-------- Exercise input

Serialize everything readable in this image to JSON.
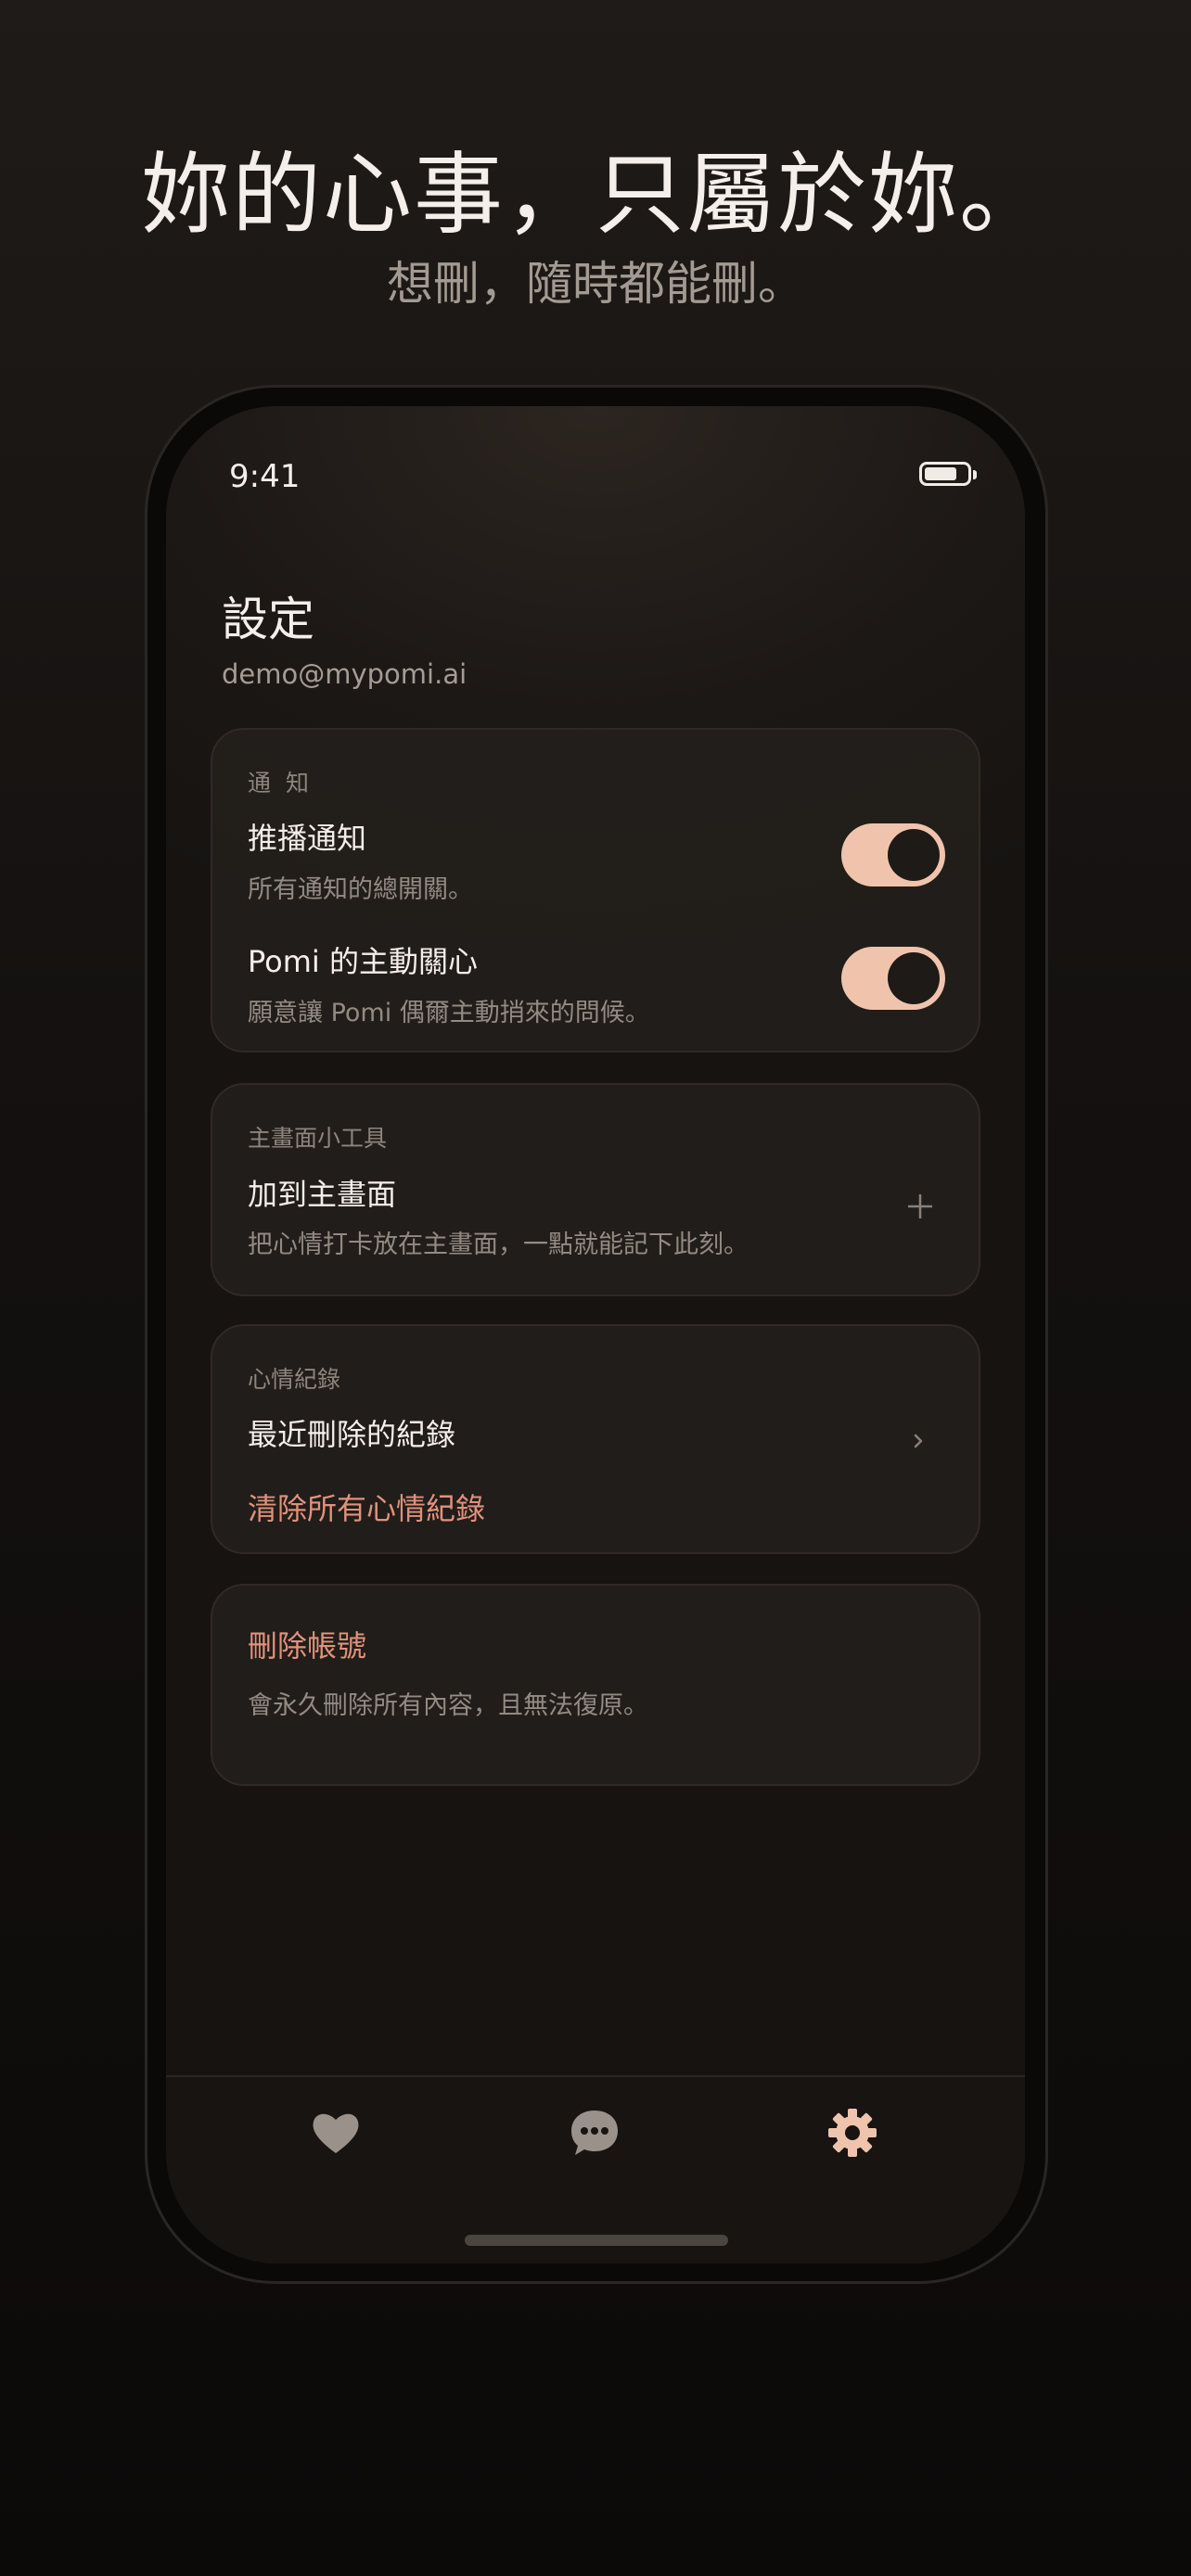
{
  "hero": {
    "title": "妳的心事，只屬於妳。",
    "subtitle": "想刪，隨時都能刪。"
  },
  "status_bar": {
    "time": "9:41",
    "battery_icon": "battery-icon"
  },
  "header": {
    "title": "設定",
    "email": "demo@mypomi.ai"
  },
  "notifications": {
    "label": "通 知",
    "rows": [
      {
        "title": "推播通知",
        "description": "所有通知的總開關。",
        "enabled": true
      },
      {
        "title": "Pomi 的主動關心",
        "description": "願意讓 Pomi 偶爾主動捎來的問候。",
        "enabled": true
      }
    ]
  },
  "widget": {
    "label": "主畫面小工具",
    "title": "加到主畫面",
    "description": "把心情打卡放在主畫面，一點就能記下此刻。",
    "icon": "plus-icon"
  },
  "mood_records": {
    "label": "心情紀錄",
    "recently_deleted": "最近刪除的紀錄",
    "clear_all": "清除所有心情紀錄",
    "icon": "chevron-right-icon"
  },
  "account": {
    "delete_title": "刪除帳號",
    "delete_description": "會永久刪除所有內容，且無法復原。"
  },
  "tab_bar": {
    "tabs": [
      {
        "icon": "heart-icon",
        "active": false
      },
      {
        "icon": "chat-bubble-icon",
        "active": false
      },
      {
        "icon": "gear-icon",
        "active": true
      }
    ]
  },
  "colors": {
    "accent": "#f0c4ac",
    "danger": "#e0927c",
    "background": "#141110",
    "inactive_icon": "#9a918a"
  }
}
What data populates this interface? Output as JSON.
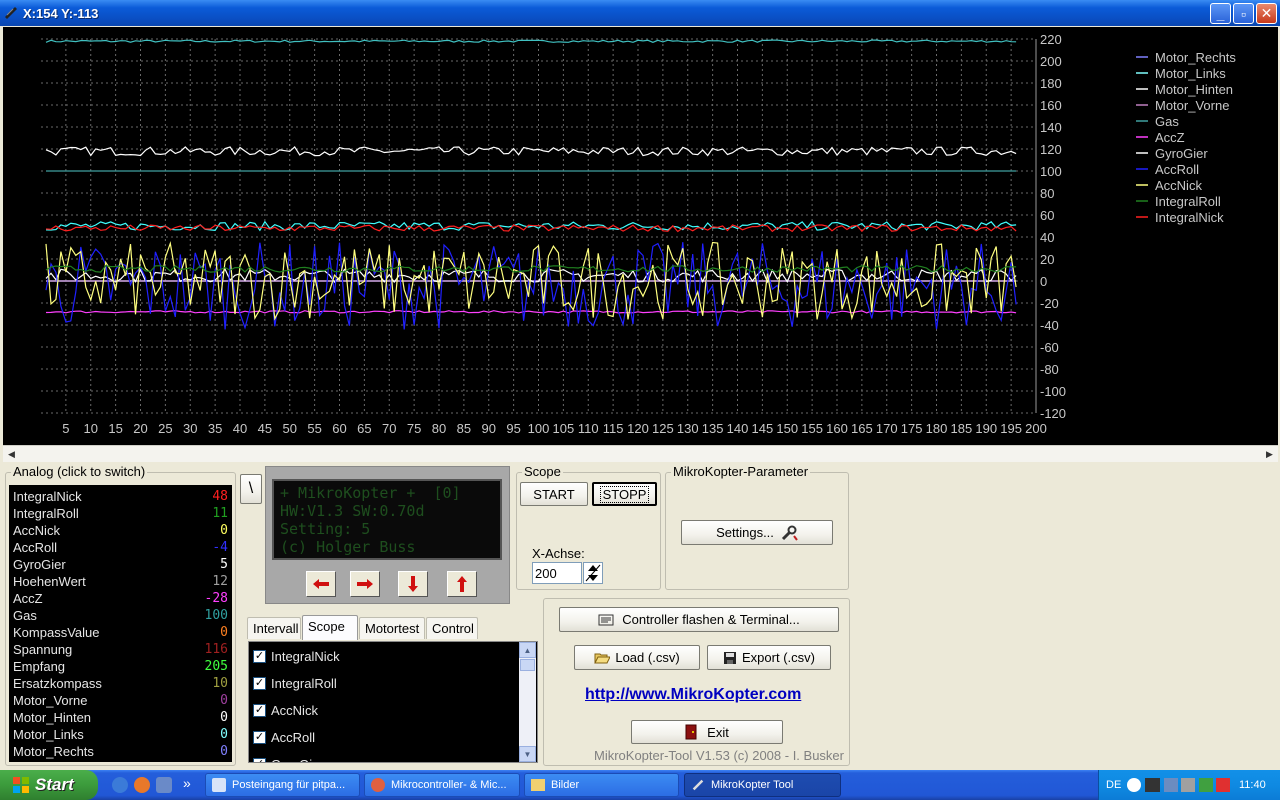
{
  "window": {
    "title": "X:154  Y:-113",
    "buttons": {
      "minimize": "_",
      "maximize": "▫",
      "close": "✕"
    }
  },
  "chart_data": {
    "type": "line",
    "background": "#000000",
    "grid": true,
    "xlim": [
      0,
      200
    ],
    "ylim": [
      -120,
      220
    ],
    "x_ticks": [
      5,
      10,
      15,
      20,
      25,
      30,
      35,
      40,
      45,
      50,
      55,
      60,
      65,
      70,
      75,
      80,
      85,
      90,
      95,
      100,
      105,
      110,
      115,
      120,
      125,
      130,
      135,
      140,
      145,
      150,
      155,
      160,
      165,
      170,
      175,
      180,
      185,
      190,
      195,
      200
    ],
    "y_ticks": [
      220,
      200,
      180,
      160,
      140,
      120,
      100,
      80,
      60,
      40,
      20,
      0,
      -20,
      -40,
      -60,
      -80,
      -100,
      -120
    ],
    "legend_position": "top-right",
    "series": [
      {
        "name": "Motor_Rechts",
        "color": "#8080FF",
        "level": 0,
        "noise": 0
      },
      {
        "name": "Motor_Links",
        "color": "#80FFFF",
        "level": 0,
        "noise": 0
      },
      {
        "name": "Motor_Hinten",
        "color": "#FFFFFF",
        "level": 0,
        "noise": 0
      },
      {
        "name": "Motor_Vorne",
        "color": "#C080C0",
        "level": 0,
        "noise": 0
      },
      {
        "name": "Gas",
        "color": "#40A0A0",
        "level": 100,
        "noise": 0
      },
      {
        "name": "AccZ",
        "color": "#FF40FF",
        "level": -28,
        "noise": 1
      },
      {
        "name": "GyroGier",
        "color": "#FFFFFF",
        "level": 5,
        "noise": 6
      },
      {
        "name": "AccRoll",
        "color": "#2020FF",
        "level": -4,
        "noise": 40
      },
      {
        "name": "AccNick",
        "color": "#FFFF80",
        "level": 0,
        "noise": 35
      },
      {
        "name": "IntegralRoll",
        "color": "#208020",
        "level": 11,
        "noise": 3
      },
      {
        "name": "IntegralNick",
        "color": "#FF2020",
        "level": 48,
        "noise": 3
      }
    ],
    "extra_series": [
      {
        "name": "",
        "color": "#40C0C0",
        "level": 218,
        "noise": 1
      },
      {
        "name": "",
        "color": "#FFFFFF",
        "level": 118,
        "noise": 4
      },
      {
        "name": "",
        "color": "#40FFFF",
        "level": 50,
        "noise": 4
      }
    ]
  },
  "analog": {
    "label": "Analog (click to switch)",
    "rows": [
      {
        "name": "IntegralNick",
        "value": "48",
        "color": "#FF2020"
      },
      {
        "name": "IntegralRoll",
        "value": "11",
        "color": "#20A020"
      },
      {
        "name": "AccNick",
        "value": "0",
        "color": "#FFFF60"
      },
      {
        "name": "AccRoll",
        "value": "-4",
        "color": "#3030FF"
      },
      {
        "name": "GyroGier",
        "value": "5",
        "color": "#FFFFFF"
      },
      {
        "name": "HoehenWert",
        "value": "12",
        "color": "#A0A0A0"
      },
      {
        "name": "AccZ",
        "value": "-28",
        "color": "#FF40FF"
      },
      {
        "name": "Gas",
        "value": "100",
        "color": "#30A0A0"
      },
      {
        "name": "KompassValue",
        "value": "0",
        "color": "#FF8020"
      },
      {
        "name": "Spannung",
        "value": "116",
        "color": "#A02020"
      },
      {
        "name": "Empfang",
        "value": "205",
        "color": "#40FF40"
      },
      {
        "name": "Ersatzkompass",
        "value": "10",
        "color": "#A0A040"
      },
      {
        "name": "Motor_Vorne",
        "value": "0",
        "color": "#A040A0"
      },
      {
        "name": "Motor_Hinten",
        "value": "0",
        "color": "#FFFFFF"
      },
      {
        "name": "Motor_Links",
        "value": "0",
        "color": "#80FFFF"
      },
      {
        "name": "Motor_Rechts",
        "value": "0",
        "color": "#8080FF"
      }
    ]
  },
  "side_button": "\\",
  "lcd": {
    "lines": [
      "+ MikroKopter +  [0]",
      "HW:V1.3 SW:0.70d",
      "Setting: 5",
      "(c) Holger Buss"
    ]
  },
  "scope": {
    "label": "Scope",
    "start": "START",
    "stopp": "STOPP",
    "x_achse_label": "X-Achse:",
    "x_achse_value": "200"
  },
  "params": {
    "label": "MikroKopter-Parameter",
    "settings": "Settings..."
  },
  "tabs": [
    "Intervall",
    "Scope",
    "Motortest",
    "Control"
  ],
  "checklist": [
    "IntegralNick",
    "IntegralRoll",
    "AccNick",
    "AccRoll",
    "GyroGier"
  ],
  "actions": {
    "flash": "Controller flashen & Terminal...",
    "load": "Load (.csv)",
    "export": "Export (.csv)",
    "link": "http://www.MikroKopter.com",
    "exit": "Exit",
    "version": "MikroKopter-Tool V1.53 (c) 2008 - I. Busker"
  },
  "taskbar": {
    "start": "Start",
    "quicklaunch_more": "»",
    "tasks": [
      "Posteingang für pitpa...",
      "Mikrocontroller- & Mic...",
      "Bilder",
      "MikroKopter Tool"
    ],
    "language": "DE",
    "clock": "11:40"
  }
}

----------------

▶ [Exercise requirements]: Search the data for the word "MikroKopter" and copy each line where it appears.

▶ [Problem solution]:
      "+ MikroKopter +  [0]",
    "label": "MikroKopter-Parameter",
    "link": "http://www.MikroKopter.com",
    "version": "MikroKopter-Tool V1.53 (c) 2008 - I. Busker"
      "MikroKopter Tool"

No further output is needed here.